TASK TO CARRY OUT ▸ Extract the line that contains "OCR this image." and every line after it to the end of the records below, exactly as written and nothing else.

SOURCE DATA ▸
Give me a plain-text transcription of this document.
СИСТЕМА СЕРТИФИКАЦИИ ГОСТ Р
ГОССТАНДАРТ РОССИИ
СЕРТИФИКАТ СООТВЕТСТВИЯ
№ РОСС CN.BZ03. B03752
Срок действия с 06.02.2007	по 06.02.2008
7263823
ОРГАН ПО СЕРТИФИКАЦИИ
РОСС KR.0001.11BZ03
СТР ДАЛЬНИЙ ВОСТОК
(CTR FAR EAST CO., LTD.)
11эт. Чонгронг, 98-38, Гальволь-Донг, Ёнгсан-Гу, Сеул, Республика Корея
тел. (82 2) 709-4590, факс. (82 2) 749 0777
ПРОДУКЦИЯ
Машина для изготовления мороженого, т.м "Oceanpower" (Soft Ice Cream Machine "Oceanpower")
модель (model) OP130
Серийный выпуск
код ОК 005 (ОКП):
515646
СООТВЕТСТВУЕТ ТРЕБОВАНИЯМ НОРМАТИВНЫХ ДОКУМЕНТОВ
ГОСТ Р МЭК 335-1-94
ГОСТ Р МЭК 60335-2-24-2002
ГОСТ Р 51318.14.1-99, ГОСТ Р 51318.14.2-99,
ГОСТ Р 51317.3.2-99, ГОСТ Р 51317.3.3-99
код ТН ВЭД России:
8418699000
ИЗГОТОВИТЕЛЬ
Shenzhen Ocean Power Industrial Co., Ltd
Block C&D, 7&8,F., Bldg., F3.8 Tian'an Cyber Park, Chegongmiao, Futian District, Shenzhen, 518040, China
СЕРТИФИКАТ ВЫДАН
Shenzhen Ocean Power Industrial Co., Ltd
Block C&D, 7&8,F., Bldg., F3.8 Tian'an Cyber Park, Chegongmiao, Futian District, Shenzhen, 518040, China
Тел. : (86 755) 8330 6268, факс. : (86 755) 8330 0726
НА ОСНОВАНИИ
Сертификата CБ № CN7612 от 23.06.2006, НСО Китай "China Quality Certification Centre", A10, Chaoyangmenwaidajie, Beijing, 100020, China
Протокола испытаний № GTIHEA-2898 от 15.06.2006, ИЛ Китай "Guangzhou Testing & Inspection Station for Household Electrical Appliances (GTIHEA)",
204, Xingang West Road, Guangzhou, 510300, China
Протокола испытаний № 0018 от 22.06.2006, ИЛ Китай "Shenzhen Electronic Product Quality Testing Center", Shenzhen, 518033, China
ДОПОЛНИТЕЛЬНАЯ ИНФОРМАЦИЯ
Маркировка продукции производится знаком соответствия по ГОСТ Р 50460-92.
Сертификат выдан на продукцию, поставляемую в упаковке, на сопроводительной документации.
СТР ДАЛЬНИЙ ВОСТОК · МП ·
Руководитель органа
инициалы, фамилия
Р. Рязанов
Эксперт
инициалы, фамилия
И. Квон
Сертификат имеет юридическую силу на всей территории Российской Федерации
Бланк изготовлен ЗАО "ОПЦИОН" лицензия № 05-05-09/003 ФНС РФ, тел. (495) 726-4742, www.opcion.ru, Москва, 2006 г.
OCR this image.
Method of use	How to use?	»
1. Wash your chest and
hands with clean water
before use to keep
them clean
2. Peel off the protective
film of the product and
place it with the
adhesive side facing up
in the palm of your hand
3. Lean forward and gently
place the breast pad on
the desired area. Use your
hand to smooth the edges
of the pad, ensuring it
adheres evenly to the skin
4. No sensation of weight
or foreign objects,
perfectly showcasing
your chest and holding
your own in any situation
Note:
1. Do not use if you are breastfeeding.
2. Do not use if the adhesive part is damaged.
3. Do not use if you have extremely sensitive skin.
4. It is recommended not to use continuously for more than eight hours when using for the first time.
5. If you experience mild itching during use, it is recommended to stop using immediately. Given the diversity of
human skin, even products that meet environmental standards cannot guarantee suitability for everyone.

ANSWER TO THIS TASK ▸
OCR this image.
Method of use	How to use?	»
1. Wash your chest and
hands with clean water
before use to keep
them clean
2. Peel off the protective
film of the product and
place it with the
adhesive side facing up
in the palm of your hand
3. Lean forward and gently
place the breast pad on
the desired area. Use your
hand to smooth the edges
of the pad, ensuring it
adheres evenly to the skin
4. No sensation of weight
or foreign objects,
perfectly showcasing
your chest and holding
your own in any situation
Note:
1. Do not use if you are breastfeeding.
2. Do not use if the adhesive part is damaged.
3. Do not use if you have extremely sensitive skin.
4. It is recommended not to use continuously for more than eight hours when using for the first time.
5. If you experience mild itching during use, it is recommended to stop using immediately. Given the diversity of
human skin, even products that meet environmental standards cannot guarantee suitability for everyone.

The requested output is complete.